Passage provided:

####

Optionally the gesture recognizer is further configured to track using pupils, and to determine a sensor for recognizing the depth-of-focus position of the gesture of the user.
Optionally the sensors are arranged above one of: a color filter substrate, an array substrate, a backlight plate, a printed circuit board, a flexible circuit board, a back plane, and a cover plate glass.
An embodiment of the present disclosure provides a display device including the device according to the embodiment of the present disclosure.
An embodiment of the present disclosure provides a method for recognizing a gesture, the method including: recognizing a depth-of-focus position of a gesture of a user; and recognizing the gesture according to the depth-of-focus position of the gesture of the user and a 3D display image.
Optionally the method further includes: presetting a plurality of ranges of operation depth-of-focus levels for the user.
Optionally recognizing the depth-of-focus position of the gesture of the user includes: recognizing a range of operation depth-of-focus levels corresponding to the depth-of-focus position of the gesture of the user.
Optionally recognizing the gesture according to the depth-of-focus position of the gesture of the user and the 3D display image includes: recognizing the gesture on an object in the 3D display image in the range of operation depth-of-focus levels corresponding to the depth-of-focus position of the gesture of the user.

####

Excerpted records:
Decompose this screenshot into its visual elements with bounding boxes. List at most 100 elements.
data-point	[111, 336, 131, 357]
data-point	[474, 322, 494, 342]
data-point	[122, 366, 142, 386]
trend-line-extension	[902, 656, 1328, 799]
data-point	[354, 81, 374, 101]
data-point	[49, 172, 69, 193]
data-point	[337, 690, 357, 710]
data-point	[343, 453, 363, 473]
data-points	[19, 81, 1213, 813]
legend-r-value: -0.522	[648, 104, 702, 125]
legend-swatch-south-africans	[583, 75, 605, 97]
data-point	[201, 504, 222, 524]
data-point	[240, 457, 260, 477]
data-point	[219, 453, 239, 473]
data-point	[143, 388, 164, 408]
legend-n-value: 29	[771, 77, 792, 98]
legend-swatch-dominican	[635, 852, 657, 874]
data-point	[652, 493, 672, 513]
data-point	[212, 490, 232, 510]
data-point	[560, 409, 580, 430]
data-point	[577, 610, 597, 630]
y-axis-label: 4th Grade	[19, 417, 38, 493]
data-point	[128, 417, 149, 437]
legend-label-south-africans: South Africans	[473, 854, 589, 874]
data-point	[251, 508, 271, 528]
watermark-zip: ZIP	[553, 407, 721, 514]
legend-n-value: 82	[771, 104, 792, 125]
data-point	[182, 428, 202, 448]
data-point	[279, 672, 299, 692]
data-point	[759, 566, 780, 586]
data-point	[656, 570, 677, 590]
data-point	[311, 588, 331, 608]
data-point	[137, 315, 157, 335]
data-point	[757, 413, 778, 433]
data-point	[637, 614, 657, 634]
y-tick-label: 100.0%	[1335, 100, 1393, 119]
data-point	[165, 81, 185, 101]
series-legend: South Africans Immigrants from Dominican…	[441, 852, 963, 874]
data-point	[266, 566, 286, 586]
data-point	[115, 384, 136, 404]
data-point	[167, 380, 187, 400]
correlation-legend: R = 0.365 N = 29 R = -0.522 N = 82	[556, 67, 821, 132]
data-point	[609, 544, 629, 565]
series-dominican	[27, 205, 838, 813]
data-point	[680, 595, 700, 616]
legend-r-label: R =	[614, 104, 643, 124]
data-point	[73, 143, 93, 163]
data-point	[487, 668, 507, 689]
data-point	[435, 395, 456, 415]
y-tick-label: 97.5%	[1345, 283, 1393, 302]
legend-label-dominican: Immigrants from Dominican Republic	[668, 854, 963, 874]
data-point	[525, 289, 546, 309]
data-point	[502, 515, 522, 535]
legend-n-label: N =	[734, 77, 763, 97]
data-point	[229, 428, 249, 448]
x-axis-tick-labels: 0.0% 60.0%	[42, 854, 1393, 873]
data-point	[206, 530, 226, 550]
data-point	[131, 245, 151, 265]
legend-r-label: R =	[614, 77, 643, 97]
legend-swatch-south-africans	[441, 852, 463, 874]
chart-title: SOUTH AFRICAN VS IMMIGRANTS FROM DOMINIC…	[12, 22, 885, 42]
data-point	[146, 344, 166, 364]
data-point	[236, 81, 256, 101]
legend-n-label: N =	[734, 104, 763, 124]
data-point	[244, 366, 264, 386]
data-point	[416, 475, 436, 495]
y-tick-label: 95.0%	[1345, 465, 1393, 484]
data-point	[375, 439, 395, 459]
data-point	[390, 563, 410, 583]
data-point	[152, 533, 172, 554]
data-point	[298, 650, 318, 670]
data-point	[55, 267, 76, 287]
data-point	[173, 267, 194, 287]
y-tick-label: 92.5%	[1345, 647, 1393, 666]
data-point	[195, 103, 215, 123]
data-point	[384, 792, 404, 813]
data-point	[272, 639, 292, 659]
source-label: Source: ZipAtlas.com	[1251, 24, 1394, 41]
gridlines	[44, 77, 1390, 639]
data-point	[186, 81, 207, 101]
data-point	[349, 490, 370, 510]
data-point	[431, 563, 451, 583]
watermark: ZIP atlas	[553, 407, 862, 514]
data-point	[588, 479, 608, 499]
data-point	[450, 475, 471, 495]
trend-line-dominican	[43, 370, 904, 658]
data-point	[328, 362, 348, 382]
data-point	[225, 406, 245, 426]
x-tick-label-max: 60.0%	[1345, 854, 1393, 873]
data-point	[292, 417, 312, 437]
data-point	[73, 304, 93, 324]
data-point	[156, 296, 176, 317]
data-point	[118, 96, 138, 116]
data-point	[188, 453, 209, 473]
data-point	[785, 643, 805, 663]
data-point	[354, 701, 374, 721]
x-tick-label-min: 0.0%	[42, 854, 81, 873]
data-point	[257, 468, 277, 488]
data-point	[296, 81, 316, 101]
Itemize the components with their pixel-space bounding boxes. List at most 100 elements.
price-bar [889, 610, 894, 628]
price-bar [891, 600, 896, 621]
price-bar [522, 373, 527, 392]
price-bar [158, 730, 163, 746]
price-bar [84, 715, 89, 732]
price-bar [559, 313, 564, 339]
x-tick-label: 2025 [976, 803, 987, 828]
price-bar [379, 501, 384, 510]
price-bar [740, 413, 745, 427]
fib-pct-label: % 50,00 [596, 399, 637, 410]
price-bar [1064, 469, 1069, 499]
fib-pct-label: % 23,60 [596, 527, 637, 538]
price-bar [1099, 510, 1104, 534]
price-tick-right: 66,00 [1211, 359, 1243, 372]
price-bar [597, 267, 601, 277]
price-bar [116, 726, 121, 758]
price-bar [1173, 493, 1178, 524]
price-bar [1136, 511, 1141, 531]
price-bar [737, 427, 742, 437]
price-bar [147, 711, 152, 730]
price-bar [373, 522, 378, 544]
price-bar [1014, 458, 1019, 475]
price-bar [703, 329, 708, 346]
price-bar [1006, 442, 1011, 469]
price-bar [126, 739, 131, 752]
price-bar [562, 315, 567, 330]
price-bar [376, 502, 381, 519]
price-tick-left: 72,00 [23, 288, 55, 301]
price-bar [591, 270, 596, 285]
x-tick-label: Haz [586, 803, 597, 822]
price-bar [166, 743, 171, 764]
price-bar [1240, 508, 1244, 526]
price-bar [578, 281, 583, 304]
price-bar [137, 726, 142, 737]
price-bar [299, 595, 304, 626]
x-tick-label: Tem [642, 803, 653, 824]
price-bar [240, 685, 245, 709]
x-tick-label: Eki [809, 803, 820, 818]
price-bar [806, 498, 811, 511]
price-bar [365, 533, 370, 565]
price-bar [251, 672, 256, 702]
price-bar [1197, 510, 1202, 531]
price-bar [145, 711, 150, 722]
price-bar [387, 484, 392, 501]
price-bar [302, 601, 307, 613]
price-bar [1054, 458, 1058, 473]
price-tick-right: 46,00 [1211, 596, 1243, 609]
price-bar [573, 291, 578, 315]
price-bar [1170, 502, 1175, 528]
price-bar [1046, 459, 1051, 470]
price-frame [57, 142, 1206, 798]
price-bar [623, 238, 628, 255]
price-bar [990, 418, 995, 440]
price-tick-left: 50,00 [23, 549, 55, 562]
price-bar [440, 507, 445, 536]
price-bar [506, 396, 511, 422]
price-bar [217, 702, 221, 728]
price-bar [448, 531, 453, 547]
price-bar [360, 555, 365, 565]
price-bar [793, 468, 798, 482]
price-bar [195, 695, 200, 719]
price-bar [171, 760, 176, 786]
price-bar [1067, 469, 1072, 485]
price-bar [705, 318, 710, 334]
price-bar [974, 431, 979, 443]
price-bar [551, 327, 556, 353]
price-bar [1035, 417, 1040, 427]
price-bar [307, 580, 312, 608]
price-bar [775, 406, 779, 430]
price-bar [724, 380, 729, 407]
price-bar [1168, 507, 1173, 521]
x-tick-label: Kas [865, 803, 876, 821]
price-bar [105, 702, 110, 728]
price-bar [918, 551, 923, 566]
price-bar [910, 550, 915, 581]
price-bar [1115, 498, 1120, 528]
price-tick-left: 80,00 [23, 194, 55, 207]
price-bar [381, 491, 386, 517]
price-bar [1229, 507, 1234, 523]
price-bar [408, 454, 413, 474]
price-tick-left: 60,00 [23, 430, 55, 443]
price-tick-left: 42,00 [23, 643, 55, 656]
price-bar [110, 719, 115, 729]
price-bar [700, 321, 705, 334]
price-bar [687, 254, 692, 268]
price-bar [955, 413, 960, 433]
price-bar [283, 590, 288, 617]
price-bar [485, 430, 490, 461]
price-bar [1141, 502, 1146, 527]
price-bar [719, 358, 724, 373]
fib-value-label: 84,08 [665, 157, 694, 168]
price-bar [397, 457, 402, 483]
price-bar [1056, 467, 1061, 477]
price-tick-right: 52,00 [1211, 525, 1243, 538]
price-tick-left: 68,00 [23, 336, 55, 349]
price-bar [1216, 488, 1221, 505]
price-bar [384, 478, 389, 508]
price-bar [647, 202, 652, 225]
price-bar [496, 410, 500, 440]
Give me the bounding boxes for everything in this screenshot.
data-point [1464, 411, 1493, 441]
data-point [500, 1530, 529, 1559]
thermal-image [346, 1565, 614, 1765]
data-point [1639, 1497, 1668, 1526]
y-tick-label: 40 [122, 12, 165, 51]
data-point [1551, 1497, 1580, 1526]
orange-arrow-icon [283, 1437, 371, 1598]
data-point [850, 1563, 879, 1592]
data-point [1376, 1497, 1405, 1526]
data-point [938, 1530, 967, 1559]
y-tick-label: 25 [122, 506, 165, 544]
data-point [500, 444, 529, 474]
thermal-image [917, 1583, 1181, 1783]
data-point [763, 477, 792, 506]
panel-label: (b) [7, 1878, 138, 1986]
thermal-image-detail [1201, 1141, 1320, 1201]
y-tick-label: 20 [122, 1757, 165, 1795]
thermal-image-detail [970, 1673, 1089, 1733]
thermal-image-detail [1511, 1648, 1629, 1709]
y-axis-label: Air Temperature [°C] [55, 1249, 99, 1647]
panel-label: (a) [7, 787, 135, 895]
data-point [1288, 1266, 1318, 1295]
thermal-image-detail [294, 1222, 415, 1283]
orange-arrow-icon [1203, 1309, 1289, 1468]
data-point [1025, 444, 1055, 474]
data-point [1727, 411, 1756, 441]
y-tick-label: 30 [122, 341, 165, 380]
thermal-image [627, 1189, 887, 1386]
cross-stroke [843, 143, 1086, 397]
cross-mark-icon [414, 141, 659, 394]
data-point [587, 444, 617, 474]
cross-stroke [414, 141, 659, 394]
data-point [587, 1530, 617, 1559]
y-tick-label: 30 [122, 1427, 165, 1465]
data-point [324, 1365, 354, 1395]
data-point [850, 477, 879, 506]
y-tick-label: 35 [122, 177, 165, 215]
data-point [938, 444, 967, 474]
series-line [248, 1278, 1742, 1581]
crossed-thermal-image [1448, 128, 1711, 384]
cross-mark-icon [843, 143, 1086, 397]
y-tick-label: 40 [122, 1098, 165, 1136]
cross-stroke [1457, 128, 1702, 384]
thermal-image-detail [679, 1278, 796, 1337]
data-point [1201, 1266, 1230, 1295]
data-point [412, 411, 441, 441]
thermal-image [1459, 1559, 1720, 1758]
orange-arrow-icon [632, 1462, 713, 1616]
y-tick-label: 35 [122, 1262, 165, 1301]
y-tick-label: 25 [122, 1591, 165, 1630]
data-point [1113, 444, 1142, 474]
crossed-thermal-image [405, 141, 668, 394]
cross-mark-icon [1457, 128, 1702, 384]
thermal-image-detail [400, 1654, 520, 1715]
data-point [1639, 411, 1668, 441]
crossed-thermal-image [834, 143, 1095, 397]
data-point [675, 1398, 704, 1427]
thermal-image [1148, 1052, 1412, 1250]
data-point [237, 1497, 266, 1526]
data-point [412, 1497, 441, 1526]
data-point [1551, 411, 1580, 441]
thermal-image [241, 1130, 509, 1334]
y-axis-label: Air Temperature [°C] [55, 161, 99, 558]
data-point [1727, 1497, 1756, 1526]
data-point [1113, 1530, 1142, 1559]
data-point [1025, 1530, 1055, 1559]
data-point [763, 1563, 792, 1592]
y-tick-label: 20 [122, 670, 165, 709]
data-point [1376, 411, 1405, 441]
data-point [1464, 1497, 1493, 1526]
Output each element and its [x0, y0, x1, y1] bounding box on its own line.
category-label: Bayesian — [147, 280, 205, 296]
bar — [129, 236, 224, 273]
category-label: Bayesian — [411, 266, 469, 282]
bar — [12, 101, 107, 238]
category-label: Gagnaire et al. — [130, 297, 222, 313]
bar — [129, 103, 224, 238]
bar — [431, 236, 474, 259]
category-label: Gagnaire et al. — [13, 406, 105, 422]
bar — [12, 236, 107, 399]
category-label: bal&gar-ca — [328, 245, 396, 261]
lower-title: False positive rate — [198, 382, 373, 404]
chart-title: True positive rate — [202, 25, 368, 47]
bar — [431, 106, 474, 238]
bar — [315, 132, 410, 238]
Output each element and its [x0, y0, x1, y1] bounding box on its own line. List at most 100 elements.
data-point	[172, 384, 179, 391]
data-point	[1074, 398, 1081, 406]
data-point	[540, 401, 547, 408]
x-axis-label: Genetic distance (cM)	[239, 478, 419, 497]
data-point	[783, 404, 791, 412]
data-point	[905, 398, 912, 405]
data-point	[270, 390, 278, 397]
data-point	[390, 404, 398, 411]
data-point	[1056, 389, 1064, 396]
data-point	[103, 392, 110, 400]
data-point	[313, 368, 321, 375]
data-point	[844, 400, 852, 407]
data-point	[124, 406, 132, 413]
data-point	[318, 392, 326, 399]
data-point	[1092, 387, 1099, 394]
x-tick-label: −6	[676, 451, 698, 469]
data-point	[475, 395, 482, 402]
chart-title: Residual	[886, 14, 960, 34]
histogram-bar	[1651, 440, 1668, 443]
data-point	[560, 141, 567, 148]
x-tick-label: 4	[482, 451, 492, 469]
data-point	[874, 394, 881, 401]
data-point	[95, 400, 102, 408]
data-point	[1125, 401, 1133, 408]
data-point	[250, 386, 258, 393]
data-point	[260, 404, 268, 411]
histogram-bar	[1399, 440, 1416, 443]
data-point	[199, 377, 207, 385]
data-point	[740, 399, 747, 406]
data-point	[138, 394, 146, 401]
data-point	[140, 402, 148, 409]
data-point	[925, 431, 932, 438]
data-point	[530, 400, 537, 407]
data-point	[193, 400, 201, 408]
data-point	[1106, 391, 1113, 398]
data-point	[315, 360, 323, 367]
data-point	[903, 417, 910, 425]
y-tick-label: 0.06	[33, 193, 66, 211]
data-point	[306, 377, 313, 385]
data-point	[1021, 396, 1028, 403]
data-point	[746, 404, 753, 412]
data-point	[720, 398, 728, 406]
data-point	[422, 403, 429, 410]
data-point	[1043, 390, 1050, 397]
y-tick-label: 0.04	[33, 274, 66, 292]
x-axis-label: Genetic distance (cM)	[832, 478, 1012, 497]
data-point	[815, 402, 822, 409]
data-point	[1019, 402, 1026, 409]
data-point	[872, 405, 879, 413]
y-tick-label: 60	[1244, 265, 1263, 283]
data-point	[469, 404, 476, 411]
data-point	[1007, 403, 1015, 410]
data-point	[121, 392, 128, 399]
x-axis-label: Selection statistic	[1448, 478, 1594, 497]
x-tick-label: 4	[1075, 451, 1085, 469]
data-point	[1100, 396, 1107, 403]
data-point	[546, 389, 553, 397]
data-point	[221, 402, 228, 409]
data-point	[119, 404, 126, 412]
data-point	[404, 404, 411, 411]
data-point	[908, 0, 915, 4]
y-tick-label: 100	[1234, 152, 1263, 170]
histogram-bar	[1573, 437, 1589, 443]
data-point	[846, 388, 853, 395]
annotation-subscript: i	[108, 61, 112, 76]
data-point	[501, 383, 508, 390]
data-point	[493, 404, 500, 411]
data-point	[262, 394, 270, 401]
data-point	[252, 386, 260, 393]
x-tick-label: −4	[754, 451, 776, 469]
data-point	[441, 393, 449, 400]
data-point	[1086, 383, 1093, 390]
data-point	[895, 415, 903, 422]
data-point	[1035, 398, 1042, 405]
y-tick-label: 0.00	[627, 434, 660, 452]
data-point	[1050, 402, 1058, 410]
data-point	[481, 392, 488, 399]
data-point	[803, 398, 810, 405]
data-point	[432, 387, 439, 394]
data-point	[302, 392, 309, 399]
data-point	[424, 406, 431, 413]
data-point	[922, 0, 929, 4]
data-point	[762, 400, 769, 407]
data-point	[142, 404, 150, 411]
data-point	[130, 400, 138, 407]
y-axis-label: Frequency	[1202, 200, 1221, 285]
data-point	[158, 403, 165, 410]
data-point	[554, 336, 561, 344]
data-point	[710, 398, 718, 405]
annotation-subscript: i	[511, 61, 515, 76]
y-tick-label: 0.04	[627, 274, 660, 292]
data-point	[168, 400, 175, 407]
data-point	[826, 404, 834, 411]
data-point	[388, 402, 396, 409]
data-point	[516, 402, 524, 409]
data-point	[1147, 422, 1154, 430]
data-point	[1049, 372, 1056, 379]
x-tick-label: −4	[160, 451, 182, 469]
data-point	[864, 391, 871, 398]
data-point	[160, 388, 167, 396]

####

Stated problem 1: In the gesture recognition text, what does the method optionally preset for the user?
Stated problem 2: Switch "3D display image" to "stereoscopic display image" and write out the gesture recognition text again, covering everything from "An embodiment of the present disclosure provides a method" down to "for the user.".
Stated problem 3: Proceed with the gesture recognition text, writing on from the point where it stops.

Output 1: A plurality of ranges of operation depth-of-focus levels.

Output 2:
An embodiment of the present disclosure provides a method for recognizing a gesture, the method including: recognizing a depth-of-focus position of a gesture of a user; and recognizing the gesture according to the depth-of-focus position of the gesture of the user and a stereoscopic display image.
Optionally the method further includes: presetting a plurality of ranges of operation depth-of-focus levels for the user.

Output 3:
Optionally presetting the plurality of ranges of operation depth-of-focus levels for the user includes: presetting the plurality of ranges of operation depth-of-focus levels for the user according to ranges of depths of focus of gestures of the user acquired when the user makes the gestures on objects at the different depths of focus in the 3D display image.
Optionally the method further includes: predetermining a correspondence relationship between a value of operation depth of focus in a user gesture and a value of depth of focus in a 3D display image.
Optionally recognizing the gesture according to the depth-of-focus position of the gesture of the user and the 3D display image includes: determining a value of depth of focus in the 3D display image corresponding to the depth-of-focus position of the gesture of the user according to the correspondence relationship, and recognizing the gesture in the 3D display image with the value of depth of focus.
Optionally predetermining the correspondence relationship between a value of operation depth of focus in a user gesture and a value of depth of focus in a 3D display image includes: predetermining the correspondence relationship between a value of operation depth of focus in a user gesture, and a value of depth of focus in a 3D display image according to normalized coordinates in the largest range of depths of focus that can be reached by a gesture of a user, and normalized coordinates in the largest range of depths of focus for a 3D display image.
In order to make the technical solutions according to the embodiments of the present disclosure more apparent, the drawings to which reference is made in the description of the embodiments will be introduced briefly, and apparently the drawings to be described below are only some embodiments of the present disclosure, and those ordinarily skilled in the art can further derive other drawings from these drawings here without any inventive.
The embodiments of the present disclosure provide a device and method for recognizing a gesture, and a display device, so as to recognize a gesture on a 3D display.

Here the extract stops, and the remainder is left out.